> **AIM OF THE TASK**: An exact copy of all the data is required, with pictures left out.

— Start of RAW DATA —

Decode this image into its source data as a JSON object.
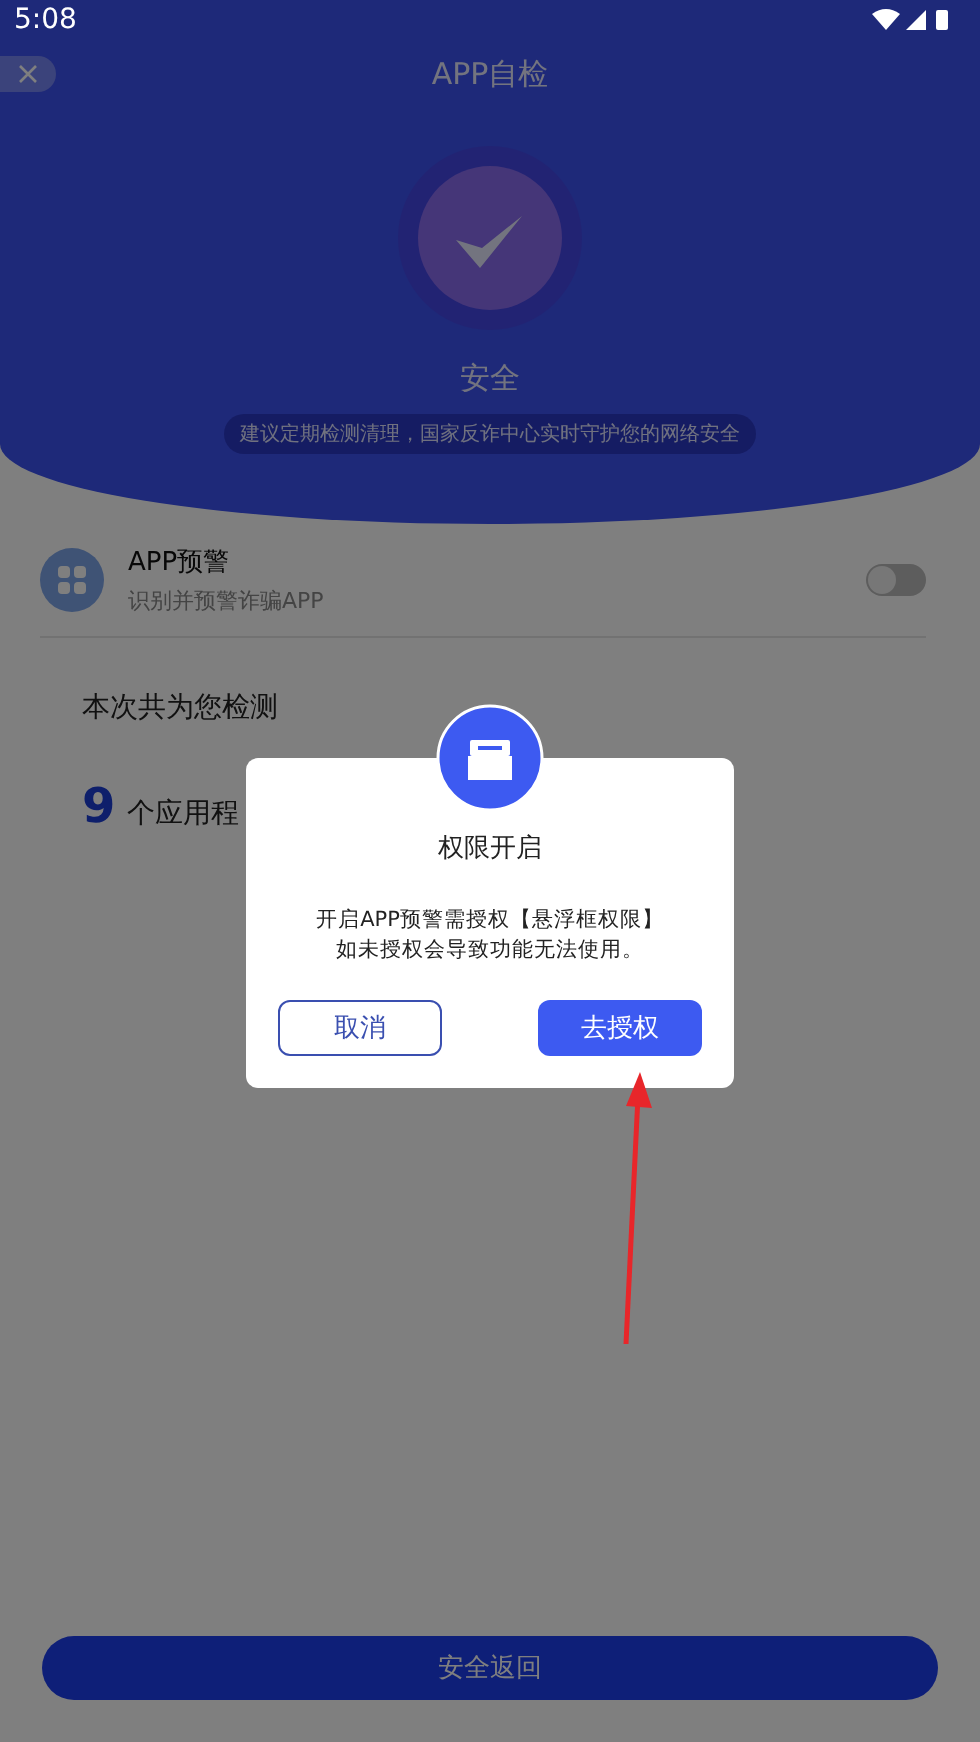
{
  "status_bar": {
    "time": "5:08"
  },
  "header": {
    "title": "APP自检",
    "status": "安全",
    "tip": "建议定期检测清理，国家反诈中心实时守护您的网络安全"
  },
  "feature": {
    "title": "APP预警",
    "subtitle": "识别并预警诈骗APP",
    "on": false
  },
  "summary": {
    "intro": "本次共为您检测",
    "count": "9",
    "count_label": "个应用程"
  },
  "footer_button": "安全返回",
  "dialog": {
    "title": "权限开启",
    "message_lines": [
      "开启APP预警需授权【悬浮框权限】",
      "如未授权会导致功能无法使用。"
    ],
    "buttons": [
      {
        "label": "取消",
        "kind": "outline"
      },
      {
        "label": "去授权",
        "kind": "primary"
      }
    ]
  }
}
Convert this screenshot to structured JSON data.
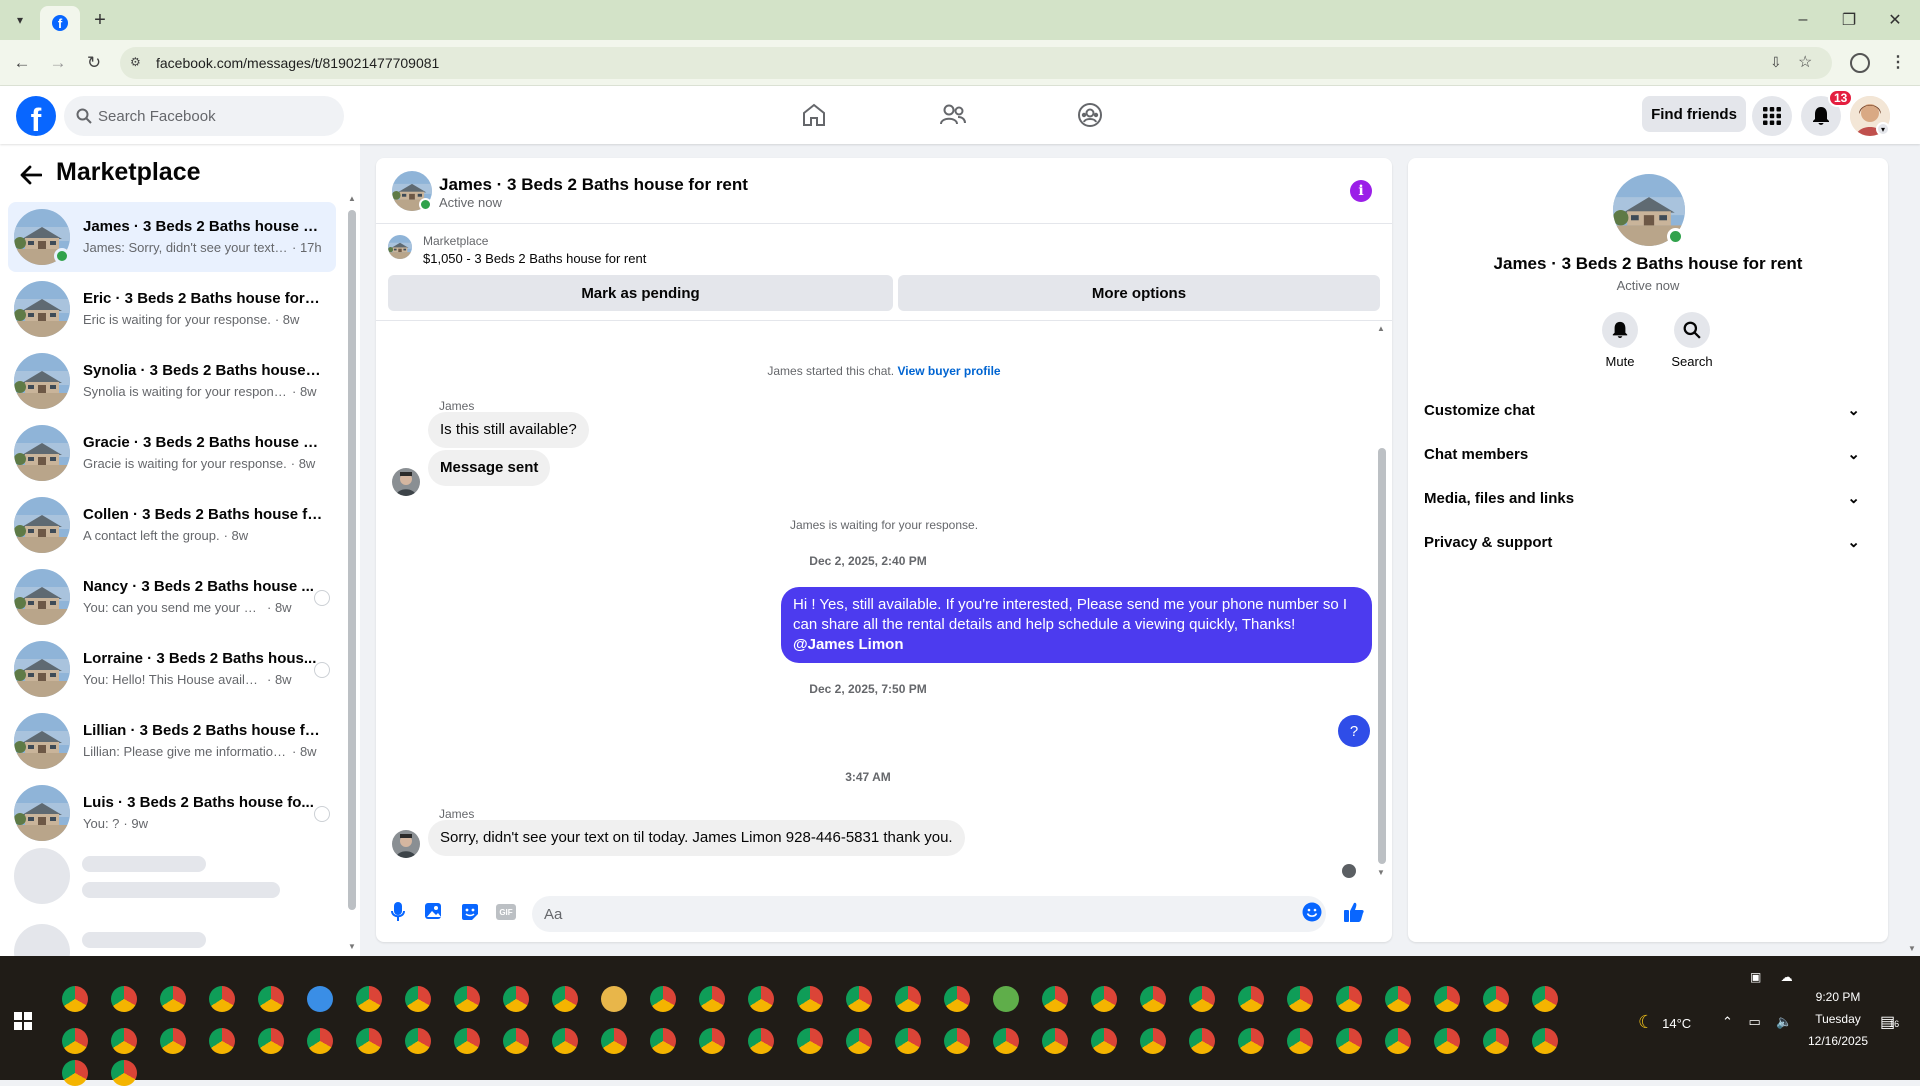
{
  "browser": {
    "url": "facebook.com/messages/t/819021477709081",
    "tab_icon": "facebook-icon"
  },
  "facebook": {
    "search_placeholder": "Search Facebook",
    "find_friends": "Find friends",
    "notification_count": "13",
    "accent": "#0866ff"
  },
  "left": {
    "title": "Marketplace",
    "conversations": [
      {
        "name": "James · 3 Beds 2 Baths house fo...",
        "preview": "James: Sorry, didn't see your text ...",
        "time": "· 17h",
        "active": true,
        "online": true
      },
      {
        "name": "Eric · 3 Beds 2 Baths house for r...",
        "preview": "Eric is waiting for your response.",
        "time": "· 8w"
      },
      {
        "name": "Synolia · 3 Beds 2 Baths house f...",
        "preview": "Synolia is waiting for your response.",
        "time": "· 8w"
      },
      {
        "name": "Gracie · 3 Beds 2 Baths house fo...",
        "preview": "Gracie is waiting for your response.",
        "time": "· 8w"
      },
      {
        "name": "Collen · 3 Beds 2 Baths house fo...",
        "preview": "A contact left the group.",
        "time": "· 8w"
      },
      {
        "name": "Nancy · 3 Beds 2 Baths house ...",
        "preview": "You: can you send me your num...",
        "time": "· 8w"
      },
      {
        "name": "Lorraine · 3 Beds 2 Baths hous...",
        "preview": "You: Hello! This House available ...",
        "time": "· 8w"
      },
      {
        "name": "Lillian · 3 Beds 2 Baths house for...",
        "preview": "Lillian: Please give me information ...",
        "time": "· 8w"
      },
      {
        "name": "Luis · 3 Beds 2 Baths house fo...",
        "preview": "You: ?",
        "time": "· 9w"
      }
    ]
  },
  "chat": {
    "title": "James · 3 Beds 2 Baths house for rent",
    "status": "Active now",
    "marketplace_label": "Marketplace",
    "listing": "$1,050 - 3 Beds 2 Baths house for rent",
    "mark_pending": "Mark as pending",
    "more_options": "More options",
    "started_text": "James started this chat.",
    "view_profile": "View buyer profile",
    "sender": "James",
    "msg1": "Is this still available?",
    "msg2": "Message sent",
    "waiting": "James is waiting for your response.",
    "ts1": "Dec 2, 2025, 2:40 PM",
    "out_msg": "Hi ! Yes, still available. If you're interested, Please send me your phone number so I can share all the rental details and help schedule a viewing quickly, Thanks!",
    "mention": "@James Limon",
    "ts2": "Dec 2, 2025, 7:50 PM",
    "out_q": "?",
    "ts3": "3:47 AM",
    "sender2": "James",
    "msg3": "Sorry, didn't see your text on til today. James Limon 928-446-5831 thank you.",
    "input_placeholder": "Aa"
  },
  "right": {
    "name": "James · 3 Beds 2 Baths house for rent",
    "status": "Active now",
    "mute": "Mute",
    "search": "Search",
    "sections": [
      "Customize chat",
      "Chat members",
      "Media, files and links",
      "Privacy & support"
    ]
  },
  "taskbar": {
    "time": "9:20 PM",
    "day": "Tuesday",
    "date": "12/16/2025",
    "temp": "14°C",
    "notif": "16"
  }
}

— End of RAW DATA —

> **ANSWER**:
Decode this image into its source data as a JSON object.
{
  "status_bar": {
    "time": "5:08"
  },
  "header": {
    "title": "APP自检",
    "status": "安全",
    "tip": "建议定期检测清理，国家反诈中心实时守护您的网络安全"
  },
  "feature": {
    "title": "APP预警",
    "subtitle": "识别并预警诈骗APP",
    "on": false
  },
  "summary": {
    "intro": "本次共为您检测",
    "count": "9",
    "count_label": "个应用程"
  },
  "footer_button": "安全返回",
  "dialog": {
    "title": "权限开启",
    "message_lines": [
      "开启APP预警需授权【悬浮框权限】",
      "如未授权会导致功能无法使用。"
    ],
    "buttons": [
      {
        "label": "取消",
        "kind": "outline"
      },
      {
        "label": "去授权",
        "kind": "primary"
      }
    ]
  }
}
Convert this screenshot to structured JSON data.
{
  "browser": {
    "url": "facebook.com/messages/t/819021477709081",
    "tab_icon": "facebook-icon"
  },
  "facebook": {
    "search_placeholder": "Search Facebook",
    "find_friends": "Find friends",
    "notification_count": "13",
    "accent": "#0866ff"
  },
  "left": {
    "title": "Marketplace",
    "conversations": [
      {
        "name": "James · 3 Beds 2 Baths house fo...",
        "preview": "James: Sorry, didn't see your text ...",
        "time": "· 17h",
        "active": true,
        "online": true
      },
      {
        "name": "Eric · 3 Beds 2 Baths house for r...",
        "preview": "Eric is waiting for your response.",
        "time": "· 8w"
      },
      {
        "name": "Synolia · 3 Beds 2 Baths house f...",
        "preview": "Synolia is waiting for your response.",
        "time": "· 8w"
      },
      {
        "name": "Gracie · 3 Beds 2 Baths house fo...",
        "preview": "Gracie is waiting for your response.",
        "time": "· 8w"
      },
      {
        "name": "Collen · 3 Beds 2 Baths house fo...",
        "preview": "A contact left the group.",
        "time": "· 8w"
      },
      {
        "name": "Nancy · 3 Beds 2 Baths house ...",
        "preview": "You: can you send me your num...",
        "time": "· 8w"
      },
      {
        "name": "Lorraine · 3 Beds 2 Baths hous...",
        "preview": "You: Hello! This House available ...",
        "time": "· 8w"
      },
      {
        "name": "Lillian · 3 Beds 2 Baths house for...",
        "preview": "Lillian: Please give me information ...",
        "time": "· 8w"
      },
      {
        "name": "Luis · 3 Beds 2 Baths house fo...",
        "preview": "You: ?",
        "time": "· 9w"
      }
    ]
  },
  "chat": {
    "title": "James · 3 Beds 2 Baths house for rent",
    "status": "Active now",
    "marketplace_label": "Marketplace",
    "listing": "$1,050 - 3 Beds 2 Baths house for rent",
    "mark_pending": "Mark as pending",
    "more_options": "More options",
    "started_text": "James started this chat.",
    "view_profile": "View buyer profile",
    "sender": "James",
    "msg1": "Is this still available?",
    "msg2": "Message sent",
    "waiting": "James is waiting for your response.",
    "ts1": "Dec 2, 2025, 2:40 PM",
    "out_msg": "Hi ! Yes, still available. If you're interested, Please send me your phone number so I can share all the rental details and help schedule a viewing quickly, Thanks!",
    "mention": "@James Limon",
    "ts2": "Dec 2, 2025, 7:50 PM",
    "out_q": "?",
    "ts3": "3:47 AM",
    "sender2": "James",
    "msg3": "Sorry, didn't see your text on til today. James Limon 928-446-5831 thank you.",
    "input_placeholder": "Aa"
  },
  "right": {
    "name": "James · 3 Beds 2 Baths house for rent",
    "status": "Active now",
    "mute": "Mute",
    "search": "Search",
    "sections": [
      "Customize chat",
      "Chat members",
      "Media, files and links",
      "Privacy & support"
    ]
  },
  "taskbar": {
    "time": "9:20 PM",
    "day": "Tuesday",
    "date": "12/16/2025",
    "temp": "14°C",
    "notif": "16"
  }
}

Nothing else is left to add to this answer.